Requirements: Pull every line holding the string "Water" from the records below.

Listed records:
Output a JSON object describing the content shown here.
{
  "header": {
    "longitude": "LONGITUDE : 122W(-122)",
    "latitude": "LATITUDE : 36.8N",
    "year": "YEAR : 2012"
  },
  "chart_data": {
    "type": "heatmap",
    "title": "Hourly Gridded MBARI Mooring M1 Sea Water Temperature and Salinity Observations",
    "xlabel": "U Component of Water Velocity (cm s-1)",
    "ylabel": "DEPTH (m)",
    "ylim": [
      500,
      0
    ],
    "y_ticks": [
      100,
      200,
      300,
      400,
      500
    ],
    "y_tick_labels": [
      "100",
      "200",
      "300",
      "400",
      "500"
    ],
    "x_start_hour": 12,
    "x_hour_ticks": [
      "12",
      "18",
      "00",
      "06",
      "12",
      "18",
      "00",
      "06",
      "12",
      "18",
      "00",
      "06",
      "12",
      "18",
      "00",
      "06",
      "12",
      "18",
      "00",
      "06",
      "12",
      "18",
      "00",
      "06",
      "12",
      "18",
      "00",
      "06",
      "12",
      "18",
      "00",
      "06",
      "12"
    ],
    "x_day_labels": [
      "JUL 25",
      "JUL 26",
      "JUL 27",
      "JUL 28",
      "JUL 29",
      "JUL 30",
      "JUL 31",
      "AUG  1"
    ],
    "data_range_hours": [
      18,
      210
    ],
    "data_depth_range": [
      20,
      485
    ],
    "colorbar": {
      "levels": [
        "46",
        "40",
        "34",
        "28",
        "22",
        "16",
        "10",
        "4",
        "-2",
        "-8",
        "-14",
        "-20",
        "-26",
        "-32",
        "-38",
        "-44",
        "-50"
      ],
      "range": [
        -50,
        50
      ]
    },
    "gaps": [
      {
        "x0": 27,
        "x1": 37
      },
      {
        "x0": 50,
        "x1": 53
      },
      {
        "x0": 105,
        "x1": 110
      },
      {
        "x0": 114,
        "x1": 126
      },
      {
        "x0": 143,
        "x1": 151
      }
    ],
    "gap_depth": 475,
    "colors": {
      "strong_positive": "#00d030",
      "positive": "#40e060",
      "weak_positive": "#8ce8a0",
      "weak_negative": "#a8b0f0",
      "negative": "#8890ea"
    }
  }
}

Task solution:
    "title": "Hourly Gridded MBARI Mooring M1 Sea Water Temperature and Salinity Observations",
    "xlabel": "U Component of Water Velocity (cm s-1)",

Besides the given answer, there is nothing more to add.